QUOTED TEXT:
>> begin

Data Packages and Frictionless Data - Submission to Knight Foundation Call on 'Making Data Work For Individuals and Communities'

SEPTEMBER 27, 2015

Datopian’s submission to the Knight Foundation open call for ideas on how to make data work for individuals and communities. The submission describes Datopian’s work on Data Packages and Frictionless Data.

Knight Foundation Mission

Knight Foundation supports transformational ideas that promote quality journalism, advance media innovation, engage communities and foster the arts. We believe that democracy thrives when people and communities are informed and engaged.

Brief

This is an open call for ideas.

Data is the basic building block of information. In an increasingly data-rich world we see new opportunities for people to interact with data and technology in ways that improve society.

For this challenge, we want to discover ideas that use data for good–that inform and empower people to make decisions about their lives, their communities, and democracy. We believe that data can unlock useful information and that information is key to stronger, more knowledgeable communities.

New technologies and the open data movement have put data in the hands of more people, giving rise to both challenges and opportunities. We want projects that use data to fuel innovation and new ideas, while protecting the rights of individuals and communities. We’re not prescriptive in our approach; we welcome all kinds of ideas, from new ways to collect, analyze, present, interpret and share data, to better journalism and data-enhanced storytelling techniques, to ways to promote transparency, security and privacy.

This challenge is open to anyone, from journalists, startups, civic hackers and academics, to media organizations, businesses, nonprofits, governments and individuals.

So how might we make data work for individuals and communities? From Sept. 8 to Sept. 30, we invite you to submit your idea to win a share of $3 million, which we’ll award in January 2016. After the challenge closes, participants will have the opportunity to refine their submissions and we will review every entry we receive, with the help of a team of outside advisers. We also encourage you to share your reactions to the ideas you see here on http://newschallenge.org.

Datopian Submission

Title

Data Packages and Frictionless Data

Describe your contribution in one sentence.

We’re creating a set of standards, tooling, and software integrations to remove the friction of getting, sharing, and processing data.

In other words, a lightweight specification and tooling for “packaging” data and automating “transport” between users.

>> end

Layout coordinate data:
>> begin

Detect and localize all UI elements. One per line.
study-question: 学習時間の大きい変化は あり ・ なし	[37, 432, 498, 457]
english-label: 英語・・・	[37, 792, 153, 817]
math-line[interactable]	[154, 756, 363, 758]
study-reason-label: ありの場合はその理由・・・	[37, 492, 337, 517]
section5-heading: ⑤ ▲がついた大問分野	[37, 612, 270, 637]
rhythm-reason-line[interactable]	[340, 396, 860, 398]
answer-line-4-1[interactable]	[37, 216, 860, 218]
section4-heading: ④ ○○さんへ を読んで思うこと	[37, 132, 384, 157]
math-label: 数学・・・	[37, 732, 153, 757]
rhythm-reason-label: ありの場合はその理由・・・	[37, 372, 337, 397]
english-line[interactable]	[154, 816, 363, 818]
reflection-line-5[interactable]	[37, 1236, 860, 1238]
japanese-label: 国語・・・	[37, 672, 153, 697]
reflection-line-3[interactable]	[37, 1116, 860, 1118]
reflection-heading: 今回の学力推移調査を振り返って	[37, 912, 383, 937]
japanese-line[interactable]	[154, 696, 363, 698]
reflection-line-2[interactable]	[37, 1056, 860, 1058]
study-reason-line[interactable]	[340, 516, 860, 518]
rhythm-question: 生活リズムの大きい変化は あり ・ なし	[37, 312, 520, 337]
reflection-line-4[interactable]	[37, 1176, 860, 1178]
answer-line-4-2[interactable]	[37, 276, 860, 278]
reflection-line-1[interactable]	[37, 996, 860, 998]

>> end

WRITTEN INSTRUCTION 1:
Rewrite the Knight Foundation submission from the words "Data Packages and Frictionless Data - Submission" through "and Frictionless Data.", putting "Open Data Tools" in place of "Frictionless Data".
WRITTEN INSTRUCTION 2:
Extend the Knight Foundation submission past its final sentence.

TASK RESULT 1:
Data Packages and Open Data Tools - Submission to Knight Foundation Call on 'Making Data Work For Individuals and Communities'

SEPTEMBER 27, 2015

Datopian’s submission to the Knight Foundation open call for ideas on how to make data work for individuals and communities. The submission describes Datopian’s work on Data Packages and Open Data Tools.

TASK RESULT 2:
Describe your idea in more detail.

Defining standards for generically packaging data (e.g. Tabular Data Package, JSON Table Schema) will make it easier for individuals (who may necessarily be data scientists) to effectively use data.

Data Packages are a lightweight “packaging” format for data that provide a basis for convenient delivery, installation and management of datasets–they offer functionality similar to “packaging” in software and “containerization” in shipping: a simple wrapper and basic structure for transportation of data that significantly reduces the friction in data sharing and integration, supports automation and does this without imposing major changes on the underlying data being packaged.

Full description

The core of the proposal is developing “Data Package”, its suite of tools and integrations, and, perhaps most importantly, building awareness and buy-in around the approach in research.

We have developed–and will continue to refine–a simple, lightweight specification for packaging data and especially tabular data. A key aspect of this specification is that it aligns with tools people use in ordinary work (e.g. Excel) and will require few or no changes to existing data and data structures.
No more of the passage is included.